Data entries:
******************************

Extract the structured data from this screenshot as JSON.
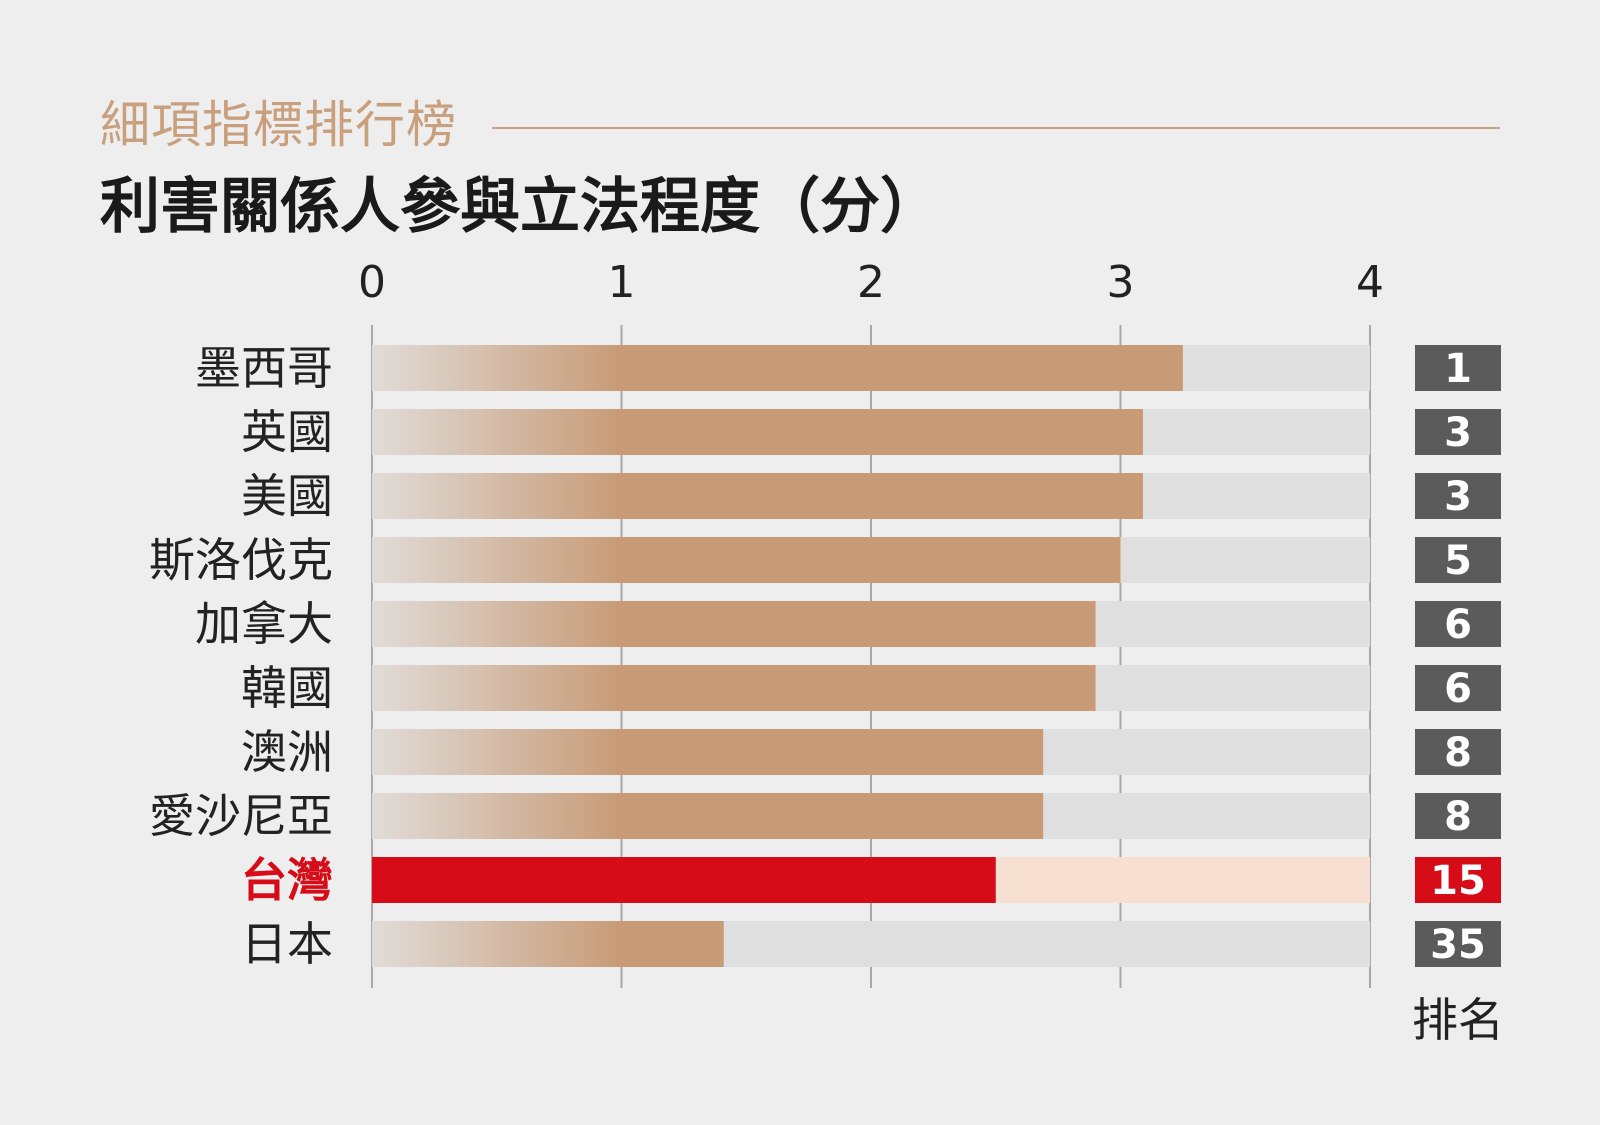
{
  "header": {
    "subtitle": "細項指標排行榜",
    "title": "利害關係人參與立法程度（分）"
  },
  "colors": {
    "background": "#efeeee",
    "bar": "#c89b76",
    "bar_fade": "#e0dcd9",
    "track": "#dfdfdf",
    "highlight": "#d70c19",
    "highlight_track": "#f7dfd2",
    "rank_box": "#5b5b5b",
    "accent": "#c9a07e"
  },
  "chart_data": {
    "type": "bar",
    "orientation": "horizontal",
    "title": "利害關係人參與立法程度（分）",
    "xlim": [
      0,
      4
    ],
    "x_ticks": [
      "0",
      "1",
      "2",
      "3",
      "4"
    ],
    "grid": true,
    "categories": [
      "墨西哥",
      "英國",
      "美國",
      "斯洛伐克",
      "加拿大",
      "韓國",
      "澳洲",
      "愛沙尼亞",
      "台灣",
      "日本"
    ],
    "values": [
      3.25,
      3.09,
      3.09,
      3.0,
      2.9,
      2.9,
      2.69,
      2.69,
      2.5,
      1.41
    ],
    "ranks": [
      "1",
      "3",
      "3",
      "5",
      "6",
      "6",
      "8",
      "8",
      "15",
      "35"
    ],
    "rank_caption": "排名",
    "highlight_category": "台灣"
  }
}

******************************

Repeat the records above exactly, leaving out the pictures.

SOLUTION BELOW:
Extract the structured data from this screenshot as JSON.
{
  "header": {
    "subtitle": "細項指標排行榜",
    "title": "利害關係人參與立法程度（分）"
  },
  "colors": {
    "background": "#efeeee",
    "bar": "#c89b76",
    "bar_fade": "#e0dcd9",
    "track": "#dfdfdf",
    "highlight": "#d70c19",
    "highlight_track": "#f7dfd2",
    "rank_box": "#5b5b5b",
    "accent": "#c9a07e"
  },
  "chart_data": {
    "type": "bar",
    "orientation": "horizontal",
    "title": "利害關係人參與立法程度（分）",
    "xlim": [
      0,
      4
    ],
    "x_ticks": [
      "0",
      "1",
      "2",
      "3",
      "4"
    ],
    "grid": true,
    "categories": [
      "墨西哥",
      "英國",
      "美國",
      "斯洛伐克",
      "加拿大",
      "韓國",
      "澳洲",
      "愛沙尼亞",
      "台灣",
      "日本"
    ],
    "values": [
      3.25,
      3.09,
      3.09,
      3.0,
      2.9,
      2.9,
      2.69,
      2.69,
      2.5,
      1.41
    ],
    "ranks": [
      "1",
      "3",
      "3",
      "5",
      "6",
      "6",
      "8",
      "8",
      "15",
      "35"
    ],
    "rank_caption": "排名",
    "highlight_category": "台灣"
  }
}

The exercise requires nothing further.